▸ **EXERCISE DIRECTIONS**: Skip the pictures and repeat each line of the data exactly.
— Start ENTRIES SHOWN —
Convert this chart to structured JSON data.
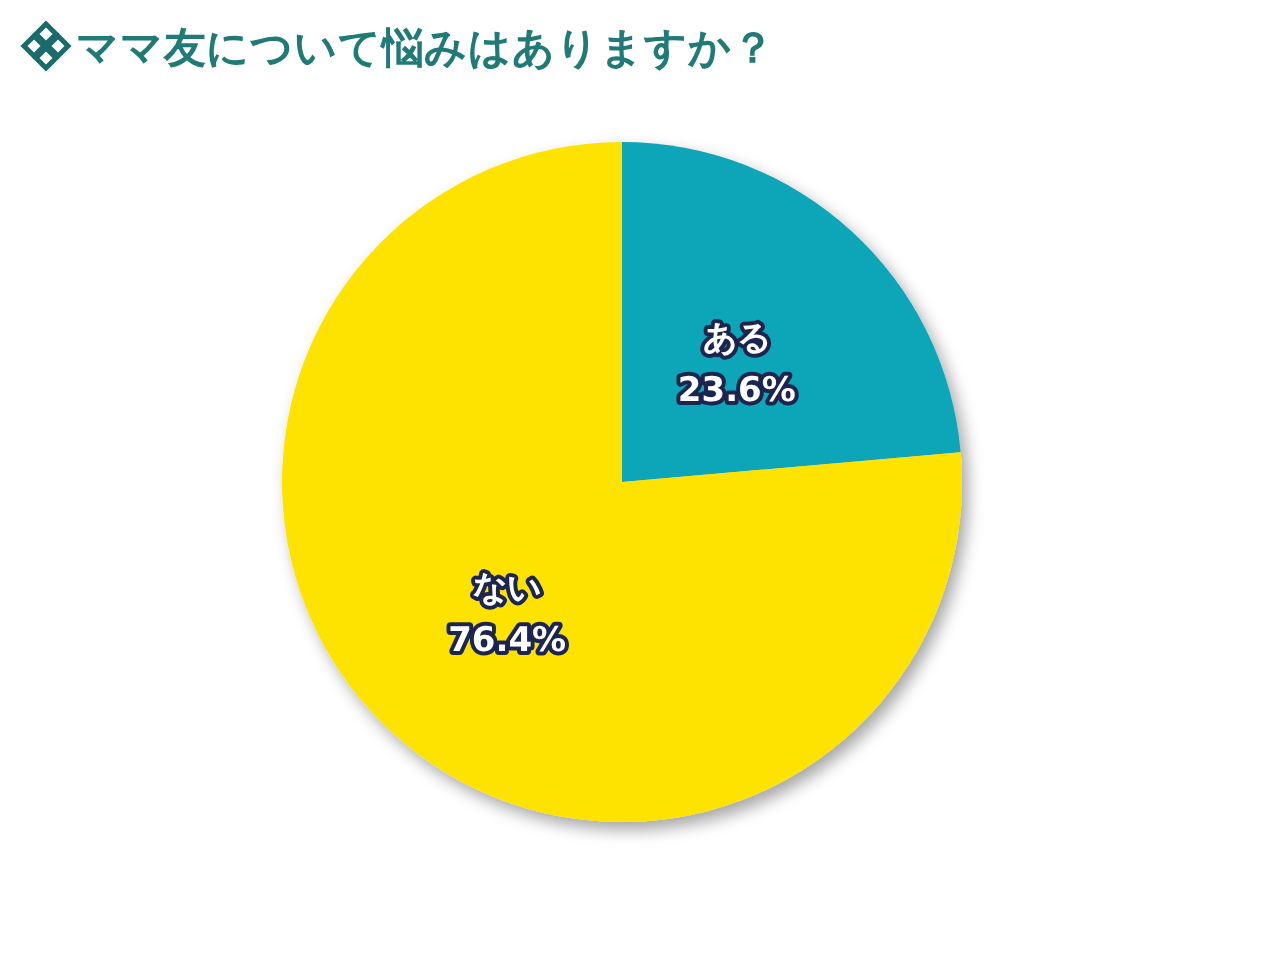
{
  "chart_data": {
    "type": "pie",
    "title": "ママ友について悩みはありますか？",
    "categories": [
      "ある",
      "ない"
    ],
    "values": [
      23.6,
      76.4
    ],
    "colors": [
      "#0fa6b8",
      "#ffe300"
    ],
    "value_labels": [
      "23.6%",
      "76.4%"
    ]
  }
}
— End ENTRIES SHOWN —
▸ **SOLUTION TO THE EXERCISE**:
Convert this chart to structured JSON data.
{
  "chart_data": {
    "type": "pie",
    "title": "ママ友について悩みはありますか？",
    "categories": [
      "ある",
      "ない"
    ],
    "values": [
      23.6,
      76.4
    ],
    "colors": [
      "#0fa6b8",
      "#ffe300"
    ],
    "value_labels": [
      "23.6%",
      "76.4%"
    ]
  }
}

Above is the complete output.